» Prompt 1:
Below, the libjson post has a paragraph beginning "Libjson is a JSON parsing/interaction library" and three points listed under it. Rewrite them together as a short bulleted list that keeps their main facts.
» Prompt 2:
Summarize the libjson post below in two sentences.
» Prompt 3:
Transcribe the portion of the libjson post that begins at the words "libjson instead uses" and stop after "or libjson.NewReader(r io.Reader)".

» Extract:
==================================================
Optimizing libjson, or: beating encoding/json by at least 2.5x

Jan 10, 2025
2362 Words
12 Minute read

Tags:

Libjson is a JSON parsing/interaction library for which I attempted to go the not so gopher way: disregarding interoperability and backwards compatibility:

libjson does not support writing json into structure fields via reflection
libjson does not support accessing json via a structure, because: see point 1.
libjson instead uses a Javascript like object access syntax

The three points above result in the following api:

 1package main
 2
 3import (
 4    "github.com/xnacly/libjson"
 5)
 6
 7func main() {
 8	input := `{ "hello": {"world": ["hi"] } }`
 9	jsonObj, _ := New(input) // or libjson.NewReader(r io.Reader)
10
11	// accessing values
12	fmt.Println(Get[string](jsonObj, ".hello.world.0")) // hi
13}

Libjson is fast, but I want to make it even faster, thus i established a baseline of the current results via ./bench.sh | rg "faster - it already is about 2x faster than encoding/json.
==================================================
» Records shown:
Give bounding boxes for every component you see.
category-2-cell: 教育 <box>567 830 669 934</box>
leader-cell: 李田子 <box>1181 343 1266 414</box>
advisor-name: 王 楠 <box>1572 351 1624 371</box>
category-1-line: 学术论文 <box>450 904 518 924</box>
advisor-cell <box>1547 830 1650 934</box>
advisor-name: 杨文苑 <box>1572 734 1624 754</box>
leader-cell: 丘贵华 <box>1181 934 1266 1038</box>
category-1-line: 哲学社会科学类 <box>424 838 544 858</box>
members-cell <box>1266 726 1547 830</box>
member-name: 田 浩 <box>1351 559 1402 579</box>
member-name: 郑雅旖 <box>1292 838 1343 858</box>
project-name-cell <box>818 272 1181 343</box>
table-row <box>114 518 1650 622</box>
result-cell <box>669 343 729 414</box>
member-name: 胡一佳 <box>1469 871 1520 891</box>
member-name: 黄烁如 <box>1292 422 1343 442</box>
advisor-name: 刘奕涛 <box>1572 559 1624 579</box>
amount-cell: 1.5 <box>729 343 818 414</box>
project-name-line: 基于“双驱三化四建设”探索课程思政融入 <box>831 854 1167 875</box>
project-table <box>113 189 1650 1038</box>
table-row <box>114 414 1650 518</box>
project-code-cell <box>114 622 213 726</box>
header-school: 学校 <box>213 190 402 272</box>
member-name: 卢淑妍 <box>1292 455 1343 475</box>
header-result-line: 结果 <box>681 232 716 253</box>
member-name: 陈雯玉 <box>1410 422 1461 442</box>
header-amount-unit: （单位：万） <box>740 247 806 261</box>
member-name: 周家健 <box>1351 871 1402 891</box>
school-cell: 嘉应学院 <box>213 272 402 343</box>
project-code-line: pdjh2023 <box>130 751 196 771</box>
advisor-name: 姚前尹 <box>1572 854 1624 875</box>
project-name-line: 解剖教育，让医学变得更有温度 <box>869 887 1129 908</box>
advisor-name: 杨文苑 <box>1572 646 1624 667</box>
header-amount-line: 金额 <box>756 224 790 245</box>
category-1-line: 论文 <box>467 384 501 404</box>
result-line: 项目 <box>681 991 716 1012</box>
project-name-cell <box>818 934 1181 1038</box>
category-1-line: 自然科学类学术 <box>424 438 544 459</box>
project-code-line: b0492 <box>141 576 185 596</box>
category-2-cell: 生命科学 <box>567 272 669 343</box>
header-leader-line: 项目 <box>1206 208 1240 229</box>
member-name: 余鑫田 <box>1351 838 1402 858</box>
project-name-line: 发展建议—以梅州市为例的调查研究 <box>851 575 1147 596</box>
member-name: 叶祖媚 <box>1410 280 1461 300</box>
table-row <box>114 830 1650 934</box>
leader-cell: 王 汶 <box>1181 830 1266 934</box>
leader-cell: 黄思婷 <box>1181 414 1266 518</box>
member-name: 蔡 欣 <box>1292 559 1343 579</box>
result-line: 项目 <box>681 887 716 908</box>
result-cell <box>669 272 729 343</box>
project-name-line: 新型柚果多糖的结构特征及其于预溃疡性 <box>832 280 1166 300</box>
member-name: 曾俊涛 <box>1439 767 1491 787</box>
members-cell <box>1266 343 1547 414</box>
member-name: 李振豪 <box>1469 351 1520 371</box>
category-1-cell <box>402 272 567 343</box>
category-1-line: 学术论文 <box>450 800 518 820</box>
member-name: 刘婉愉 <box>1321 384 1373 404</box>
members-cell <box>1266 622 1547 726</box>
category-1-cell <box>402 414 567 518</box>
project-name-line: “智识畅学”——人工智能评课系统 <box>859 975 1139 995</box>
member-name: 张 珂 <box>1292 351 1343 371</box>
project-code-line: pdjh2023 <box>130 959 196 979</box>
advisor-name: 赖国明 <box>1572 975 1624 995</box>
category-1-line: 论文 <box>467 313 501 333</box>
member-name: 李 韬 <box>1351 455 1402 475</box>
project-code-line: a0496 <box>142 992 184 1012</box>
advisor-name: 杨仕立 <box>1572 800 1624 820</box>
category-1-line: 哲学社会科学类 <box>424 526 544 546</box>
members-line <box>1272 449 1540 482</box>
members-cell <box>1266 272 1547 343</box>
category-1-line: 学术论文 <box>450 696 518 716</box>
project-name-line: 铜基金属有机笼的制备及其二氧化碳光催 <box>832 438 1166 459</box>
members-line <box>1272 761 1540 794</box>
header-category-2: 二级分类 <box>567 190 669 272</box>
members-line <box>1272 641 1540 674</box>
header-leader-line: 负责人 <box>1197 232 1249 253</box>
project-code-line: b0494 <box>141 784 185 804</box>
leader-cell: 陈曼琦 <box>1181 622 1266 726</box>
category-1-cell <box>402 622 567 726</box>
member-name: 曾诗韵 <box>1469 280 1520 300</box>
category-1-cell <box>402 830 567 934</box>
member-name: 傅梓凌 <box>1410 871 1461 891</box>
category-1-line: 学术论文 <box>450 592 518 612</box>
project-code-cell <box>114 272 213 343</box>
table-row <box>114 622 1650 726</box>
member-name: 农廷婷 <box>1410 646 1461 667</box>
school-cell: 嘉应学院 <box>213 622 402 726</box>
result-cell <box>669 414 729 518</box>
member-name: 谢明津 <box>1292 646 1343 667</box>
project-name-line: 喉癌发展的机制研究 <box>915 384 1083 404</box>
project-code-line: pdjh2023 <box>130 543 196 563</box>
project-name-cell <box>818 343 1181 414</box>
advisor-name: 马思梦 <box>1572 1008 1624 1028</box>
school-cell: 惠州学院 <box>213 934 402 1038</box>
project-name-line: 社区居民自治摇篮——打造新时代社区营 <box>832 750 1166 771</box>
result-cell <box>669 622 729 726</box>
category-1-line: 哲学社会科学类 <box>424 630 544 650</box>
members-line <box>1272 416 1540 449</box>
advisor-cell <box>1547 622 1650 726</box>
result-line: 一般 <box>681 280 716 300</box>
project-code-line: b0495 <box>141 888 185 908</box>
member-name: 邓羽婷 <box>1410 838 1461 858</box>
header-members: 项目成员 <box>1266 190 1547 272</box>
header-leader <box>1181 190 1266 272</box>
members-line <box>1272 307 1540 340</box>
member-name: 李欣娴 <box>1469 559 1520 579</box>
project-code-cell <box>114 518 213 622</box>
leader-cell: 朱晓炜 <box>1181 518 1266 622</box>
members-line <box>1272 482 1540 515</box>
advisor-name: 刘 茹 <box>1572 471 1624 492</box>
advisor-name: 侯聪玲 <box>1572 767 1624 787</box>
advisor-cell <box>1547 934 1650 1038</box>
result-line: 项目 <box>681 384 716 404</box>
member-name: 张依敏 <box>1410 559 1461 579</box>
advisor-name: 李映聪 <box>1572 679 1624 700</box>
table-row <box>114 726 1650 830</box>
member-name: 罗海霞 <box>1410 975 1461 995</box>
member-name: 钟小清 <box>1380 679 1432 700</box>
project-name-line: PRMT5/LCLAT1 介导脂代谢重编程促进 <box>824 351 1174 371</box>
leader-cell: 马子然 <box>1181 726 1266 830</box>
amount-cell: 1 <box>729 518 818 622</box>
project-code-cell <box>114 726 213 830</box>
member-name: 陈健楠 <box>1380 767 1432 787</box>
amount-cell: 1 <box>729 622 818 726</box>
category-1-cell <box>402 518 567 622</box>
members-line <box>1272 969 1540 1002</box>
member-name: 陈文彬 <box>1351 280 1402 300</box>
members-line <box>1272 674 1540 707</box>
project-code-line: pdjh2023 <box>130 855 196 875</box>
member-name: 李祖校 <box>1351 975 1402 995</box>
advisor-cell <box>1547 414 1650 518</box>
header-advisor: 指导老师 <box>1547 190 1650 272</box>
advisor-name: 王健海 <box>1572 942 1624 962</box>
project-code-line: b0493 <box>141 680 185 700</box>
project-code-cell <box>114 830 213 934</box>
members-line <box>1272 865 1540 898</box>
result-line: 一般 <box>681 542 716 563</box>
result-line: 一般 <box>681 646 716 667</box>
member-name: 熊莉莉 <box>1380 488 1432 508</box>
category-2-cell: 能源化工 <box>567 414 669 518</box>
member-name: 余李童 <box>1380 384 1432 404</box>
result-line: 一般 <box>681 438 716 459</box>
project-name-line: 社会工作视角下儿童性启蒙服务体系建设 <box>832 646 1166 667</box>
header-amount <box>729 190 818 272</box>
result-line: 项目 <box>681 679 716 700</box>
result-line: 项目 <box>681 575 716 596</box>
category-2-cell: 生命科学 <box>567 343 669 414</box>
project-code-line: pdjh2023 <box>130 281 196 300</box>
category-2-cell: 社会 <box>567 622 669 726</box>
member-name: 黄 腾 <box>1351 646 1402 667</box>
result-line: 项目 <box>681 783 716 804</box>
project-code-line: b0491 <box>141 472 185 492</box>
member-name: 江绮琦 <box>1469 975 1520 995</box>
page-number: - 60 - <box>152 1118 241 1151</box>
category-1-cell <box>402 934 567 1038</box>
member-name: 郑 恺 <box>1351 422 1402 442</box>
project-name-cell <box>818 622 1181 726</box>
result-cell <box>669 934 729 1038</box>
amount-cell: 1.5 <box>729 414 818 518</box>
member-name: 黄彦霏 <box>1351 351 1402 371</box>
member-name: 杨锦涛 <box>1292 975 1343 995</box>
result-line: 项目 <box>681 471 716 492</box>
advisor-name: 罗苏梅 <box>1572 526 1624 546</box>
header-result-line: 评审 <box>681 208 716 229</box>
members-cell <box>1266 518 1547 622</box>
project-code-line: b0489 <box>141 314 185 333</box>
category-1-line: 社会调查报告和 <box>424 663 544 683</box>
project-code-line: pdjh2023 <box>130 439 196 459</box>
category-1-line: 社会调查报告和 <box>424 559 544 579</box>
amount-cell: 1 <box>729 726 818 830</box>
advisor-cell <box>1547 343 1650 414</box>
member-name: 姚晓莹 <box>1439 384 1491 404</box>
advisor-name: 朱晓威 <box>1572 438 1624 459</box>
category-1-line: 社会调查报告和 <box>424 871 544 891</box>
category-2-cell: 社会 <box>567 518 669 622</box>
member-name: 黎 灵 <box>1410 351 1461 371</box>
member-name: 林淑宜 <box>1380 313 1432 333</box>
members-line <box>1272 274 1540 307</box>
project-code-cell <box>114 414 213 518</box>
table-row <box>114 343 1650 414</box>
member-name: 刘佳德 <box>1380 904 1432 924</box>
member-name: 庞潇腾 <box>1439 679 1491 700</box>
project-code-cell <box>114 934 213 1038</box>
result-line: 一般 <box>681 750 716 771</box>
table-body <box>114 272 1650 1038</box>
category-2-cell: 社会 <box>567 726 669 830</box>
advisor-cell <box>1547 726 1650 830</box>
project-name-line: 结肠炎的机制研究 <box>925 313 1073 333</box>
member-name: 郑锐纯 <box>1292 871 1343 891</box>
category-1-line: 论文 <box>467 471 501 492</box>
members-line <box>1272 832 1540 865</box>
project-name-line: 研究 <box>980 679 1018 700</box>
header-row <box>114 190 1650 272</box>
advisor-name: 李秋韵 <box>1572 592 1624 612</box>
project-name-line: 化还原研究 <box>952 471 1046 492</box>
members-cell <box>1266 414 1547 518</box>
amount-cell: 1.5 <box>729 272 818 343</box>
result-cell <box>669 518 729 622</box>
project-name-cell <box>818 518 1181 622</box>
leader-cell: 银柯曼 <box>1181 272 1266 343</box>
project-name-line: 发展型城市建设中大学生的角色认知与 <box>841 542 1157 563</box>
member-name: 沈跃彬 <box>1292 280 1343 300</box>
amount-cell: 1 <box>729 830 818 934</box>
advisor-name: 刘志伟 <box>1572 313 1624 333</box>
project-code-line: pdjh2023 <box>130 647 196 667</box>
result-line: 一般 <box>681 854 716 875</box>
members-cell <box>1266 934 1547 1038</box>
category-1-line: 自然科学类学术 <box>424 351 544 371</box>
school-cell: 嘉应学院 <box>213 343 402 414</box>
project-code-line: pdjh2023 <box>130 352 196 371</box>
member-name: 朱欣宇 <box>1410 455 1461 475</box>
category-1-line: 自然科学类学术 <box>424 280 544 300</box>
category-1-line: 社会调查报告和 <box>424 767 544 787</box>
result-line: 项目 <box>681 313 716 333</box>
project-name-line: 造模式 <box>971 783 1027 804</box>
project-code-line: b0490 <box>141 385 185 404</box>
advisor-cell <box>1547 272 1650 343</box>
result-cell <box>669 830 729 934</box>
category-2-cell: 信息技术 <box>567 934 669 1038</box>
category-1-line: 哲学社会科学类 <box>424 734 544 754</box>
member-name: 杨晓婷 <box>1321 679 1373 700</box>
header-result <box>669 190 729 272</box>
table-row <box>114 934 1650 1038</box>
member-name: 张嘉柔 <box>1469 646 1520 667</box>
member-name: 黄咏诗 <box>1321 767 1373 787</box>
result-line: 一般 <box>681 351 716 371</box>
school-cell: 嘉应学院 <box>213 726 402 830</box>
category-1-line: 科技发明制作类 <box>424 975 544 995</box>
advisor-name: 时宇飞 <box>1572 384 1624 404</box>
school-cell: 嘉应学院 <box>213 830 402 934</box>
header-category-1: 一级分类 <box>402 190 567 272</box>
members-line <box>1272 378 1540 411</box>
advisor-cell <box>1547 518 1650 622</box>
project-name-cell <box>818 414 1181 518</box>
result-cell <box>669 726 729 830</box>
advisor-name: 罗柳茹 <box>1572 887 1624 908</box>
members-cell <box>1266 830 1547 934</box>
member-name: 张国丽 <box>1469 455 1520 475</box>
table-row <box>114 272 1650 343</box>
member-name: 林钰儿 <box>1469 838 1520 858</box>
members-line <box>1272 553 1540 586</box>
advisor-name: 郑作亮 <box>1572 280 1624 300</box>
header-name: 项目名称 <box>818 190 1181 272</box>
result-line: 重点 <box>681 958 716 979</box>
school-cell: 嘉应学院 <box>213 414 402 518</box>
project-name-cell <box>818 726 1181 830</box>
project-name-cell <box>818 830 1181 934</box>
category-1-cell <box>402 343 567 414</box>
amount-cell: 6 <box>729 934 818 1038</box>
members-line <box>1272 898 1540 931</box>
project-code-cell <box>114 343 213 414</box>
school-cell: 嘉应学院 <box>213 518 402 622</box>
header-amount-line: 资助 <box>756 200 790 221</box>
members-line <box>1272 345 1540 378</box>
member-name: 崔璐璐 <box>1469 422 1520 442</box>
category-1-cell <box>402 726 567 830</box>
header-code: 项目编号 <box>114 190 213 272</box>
==================================================
» Exercise answer 1:
- libjson is a library for parsing and interacting with JSON.
- It deliberately goes "the not so gopher way," disregarding interoperability and backwards compatibility.
- It does not support writing JSON into structure fields via reflection.
- For that same reason, it does not support accessing JSON through a structure.
- Instead, it uses a JavaScript-like object access syntax.

» Exercise answer 2:
libjson is a JSON parsing and interaction library that disregards interoperability and backwards compatibility, so it supports neither reflection into structure fields nor structure-based access and uses a JavaScript-like object access syntax instead. The post shows the resulting API in a short Go example and states that, although libjson is fast, the writer wants to make it even faster.

» Exercise answer 3:
libjson instead uses a Javascript like object access syntax

The three points above result in the following api:

 1package main
 2
 3import (
 4    "github.com/xnacly/libjson"
 5)
 6
 7func main() {
 8	input := `{ "hello": {"world": ["hi"] } }`
 9	jsonObj, _ := New(input) // or libjson.NewReader(r io.Reader)